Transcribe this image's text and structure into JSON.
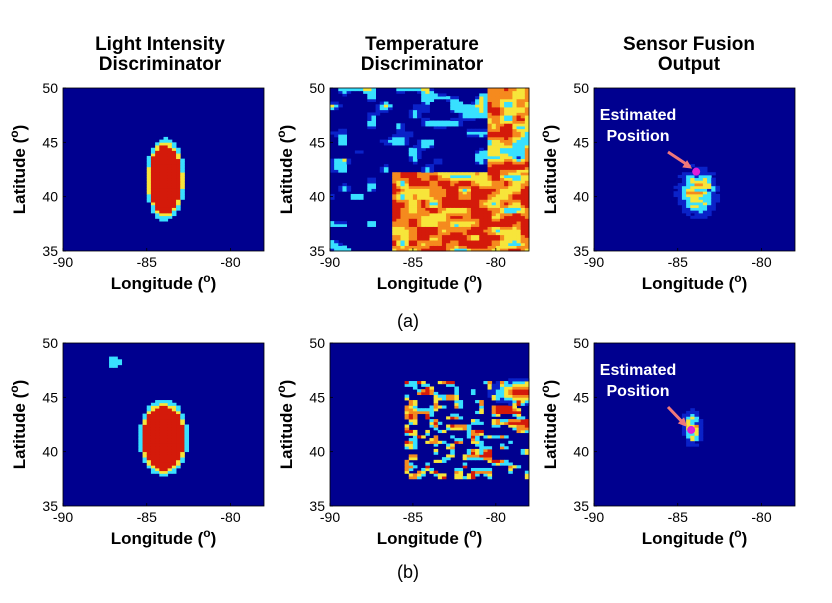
{
  "column_titles": [
    [
      "Light Intensity",
      "Discriminator"
    ],
    [
      "Temperature",
      "Discriminator"
    ],
    [
      "Sensor Fusion",
      "Output"
    ]
  ],
  "row_labels": [
    "(a)",
    "(b)"
  ],
  "colors": {
    "background": "#00008f",
    "low": "#0a22c8",
    "cyan": "#38e0ff",
    "yellow": "#f7e53a",
    "orange": "#f58a1e",
    "red": "#d41a0a",
    "magenta": "#e020d8",
    "arrow": "#f0787a"
  },
  "chart_data": [
    {
      "type": "heatmap",
      "row": "(a)",
      "column": "Light Intensity Discriminator",
      "xlabel": "Longitude (o)",
      "ylabel": "Latitude (o)",
      "xlim": [
        -90,
        -78
      ],
      "ylim": [
        35,
        50
      ],
      "xticks": [
        -90,
        -85,
        -80
      ],
      "yticks": [
        35,
        40,
        45,
        50
      ],
      "regions": [
        {
          "level": "high",
          "lon": [
            -84.8,
            -82.9
          ],
          "lat": [
            38.1,
            45.1
          ]
        }
      ]
    },
    {
      "type": "heatmap",
      "row": "(a)",
      "column": "Temperature Discriminator",
      "xlabel": "Longitude (o)",
      "ylabel": "Latitude (o)",
      "xlim": [
        -90,
        -78
      ],
      "ylim": [
        35,
        50
      ],
      "xticks": [
        -90,
        -85,
        -80
      ],
      "yticks": [
        35,
        40,
        45,
        50
      ],
      "regions": [
        {
          "level": "mixed",
          "lon": [
            -86.3,
            -78
          ],
          "lat": [
            35,
            42.5
          ]
        },
        {
          "level": "mixed",
          "lon": [
            -80.5,
            -78
          ],
          "lat": [
            42,
            50
          ]
        }
      ]
    },
    {
      "type": "heatmap",
      "row": "(a)",
      "column": "Sensor Fusion Output",
      "xlabel": "Longitude (o)",
      "ylabel": "Latitude (o)",
      "xlim": [
        -90,
        -78
      ],
      "ylim": [
        35,
        50
      ],
      "xticks": [
        -90,
        -85,
        -80
      ],
      "yticks": [
        35,
        40,
        45,
        50
      ],
      "annotation": {
        "text": [
          "Estimated",
          "Position"
        ],
        "lon": -83.9,
        "lat": 42.3
      },
      "regions": [
        {
          "level": "mixed",
          "lon": [
            -84.8,
            -82.6
          ],
          "lat": [
            38.3,
            42.5
          ]
        }
      ]
    },
    {
      "type": "heatmap",
      "row": "(b)",
      "column": "Light Intensity Discriminator",
      "xlabel": "Longitude (o)",
      "ylabel": "Latitude (o)",
      "xlim": [
        -90,
        -78
      ],
      "ylim": [
        35,
        50
      ],
      "xticks": [
        -90,
        -85,
        -80
      ],
      "yticks": [
        35,
        40,
        45,
        50
      ],
      "regions": [
        {
          "level": "high",
          "lon": [
            -85.4,
            -82.6
          ],
          "lat": [
            38.0,
            44.6
          ]
        },
        {
          "level": "mid",
          "lon": [
            -87.3,
            -86.6
          ],
          "lat": [
            47.7,
            48.8
          ]
        }
      ]
    },
    {
      "type": "heatmap",
      "row": "(b)",
      "column": "Temperature Discriminator",
      "xlabel": "Longitude (o)",
      "ylabel": "Latitude (o)",
      "xlim": [
        -90,
        -78
      ],
      "ylim": [
        35,
        50
      ],
      "xticks": [
        -90,
        -85,
        -80
      ],
      "yticks": [
        35,
        40,
        45,
        50
      ],
      "regions": [
        {
          "level": "mixed",
          "lon": [
            -85.5,
            -78
          ],
          "lat": [
            37.5,
            46.5
          ]
        }
      ]
    },
    {
      "type": "heatmap",
      "row": "(b)",
      "column": "Sensor Fusion Output",
      "xlabel": "Longitude (o)",
      "ylabel": "Latitude (o)",
      "xlim": [
        -90,
        -78
      ],
      "ylim": [
        35,
        50
      ],
      "xticks": [
        -90,
        -85,
        -80
      ],
      "yticks": [
        35,
        40,
        45,
        50
      ],
      "annotation": {
        "text": [
          "Estimated",
          "Position"
        ],
        "lon": -84.2,
        "lat": 42.0
      },
      "regions": [
        {
          "level": "mixed",
          "lon": [
            -84.6,
            -83.6
          ],
          "lat": [
            41.4,
            44.2
          ]
        }
      ]
    }
  ]
}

### PROMPT:
Write the records out once more, exactly as they appear, with no pictures.

### ANSWER TO THE EXERCISE:
Transcribe this image's text and structure into JSON.
{
  "column_titles": [
    [
      "Light Intensity",
      "Discriminator"
    ],
    [
      "Temperature",
      "Discriminator"
    ],
    [
      "Sensor Fusion",
      "Output"
    ]
  ],
  "row_labels": [
    "(a)",
    "(b)"
  ],
  "colors": {
    "background": "#00008f",
    "low": "#0a22c8",
    "cyan": "#38e0ff",
    "yellow": "#f7e53a",
    "orange": "#f58a1e",
    "red": "#d41a0a",
    "magenta": "#e020d8",
    "arrow": "#f0787a"
  },
  "chart_data": [
    {
      "type": "heatmap",
      "row": "(a)",
      "column": "Light Intensity Discriminator",
      "xlabel": "Longitude (o)",
      "ylabel": "Latitude (o)",
      "xlim": [
        -90,
        -78
      ],
      "ylim": [
        35,
        50
      ],
      "xticks": [
        -90,
        -85,
        -80
      ],
      "yticks": [
        35,
        40,
        45,
        50
      ],
      "regions": [
        {
          "level": "high",
          "lon": [
            -84.8,
            -82.9
          ],
          "lat": [
            38.1,
            45.1
          ]
        }
      ]
    },
    {
      "type": "heatmap",
      "row": "(a)",
      "column": "Temperature Discriminator",
      "xlabel": "Longitude (o)",
      "ylabel": "Latitude (o)",
      "xlim": [
        -90,
        -78
      ],
      "ylim": [
        35,
        50
      ],
      "xticks": [
        -90,
        -85,
        -80
      ],
      "yticks": [
        35,
        40,
        45,
        50
      ],
      "regions": [
        {
          "level": "mixed",
          "lon": [
            -86.3,
            -78
          ],
          "lat": [
            35,
            42.5
          ]
        },
        {
          "level": "mixed",
          "lon": [
            -80.5,
            -78
          ],
          "lat": [
            42,
            50
          ]
        }
      ]
    },
    {
      "type": "heatmap",
      "row": "(a)",
      "column": "Sensor Fusion Output",
      "xlabel": "Longitude (o)",
      "ylabel": "Latitude (o)",
      "xlim": [
        -90,
        -78
      ],
      "ylim": [
        35,
        50
      ],
      "xticks": [
        -90,
        -85,
        -80
      ],
      "yticks": [
        35,
        40,
        45,
        50
      ],
      "annotation": {
        "text": [
          "Estimated",
          "Position"
        ],
        "lon": -83.9,
        "lat": 42.3
      },
      "regions": [
        {
          "level": "mixed",
          "lon": [
            -84.8,
            -82.6
          ],
          "lat": [
            38.3,
            42.5
          ]
        }
      ]
    },
    {
      "type": "heatmap",
      "row": "(b)",
      "column": "Light Intensity Discriminator",
      "xlabel": "Longitude (o)",
      "ylabel": "Latitude (o)",
      "xlim": [
        -90,
        -78
      ],
      "ylim": [
        35,
        50
      ],
      "xticks": [
        -90,
        -85,
        -80
      ],
      "yticks": [
        35,
        40,
        45,
        50
      ],
      "regions": [
        {
          "level": "high",
          "lon": [
            -85.4,
            -82.6
          ],
          "lat": [
            38.0,
            44.6
          ]
        },
        {
          "level": "mid",
          "lon": [
            -87.3,
            -86.6
          ],
          "lat": [
            47.7,
            48.8
          ]
        }
      ]
    },
    {
      "type": "heatmap",
      "row": "(b)",
      "column": "Temperature Discriminator",
      "xlabel": "Longitude (o)",
      "ylabel": "Latitude (o)",
      "xlim": [
        -90,
        -78
      ],
      "ylim": [
        35,
        50
      ],
      "xticks": [
        -90,
        -85,
        -80
      ],
      "yticks": [
        35,
        40,
        45,
        50
      ],
      "regions": [
        {
          "level": "mixed",
          "lon": [
            -85.5,
            -78
          ],
          "lat": [
            37.5,
            46.5
          ]
        }
      ]
    },
    {
      "type": "heatmap",
      "row": "(b)",
      "column": "Sensor Fusion Output",
      "xlabel": "Longitude (o)",
      "ylabel": "Latitude (o)",
      "xlim": [
        -90,
        -78
      ],
      "ylim": [
        35,
        50
      ],
      "xticks": [
        -90,
        -85,
        -80
      ],
      "yticks": [
        35,
        40,
        45,
        50
      ],
      "annotation": {
        "text": [
          "Estimated",
          "Position"
        ],
        "lon": -84.2,
        "lat": 42.0
      },
      "regions": [
        {
          "level": "mixed",
          "lon": [
            -84.6,
            -83.6
          ],
          "lat": [
            41.4,
            44.2
          ]
        }
      ]
    }
  ]
}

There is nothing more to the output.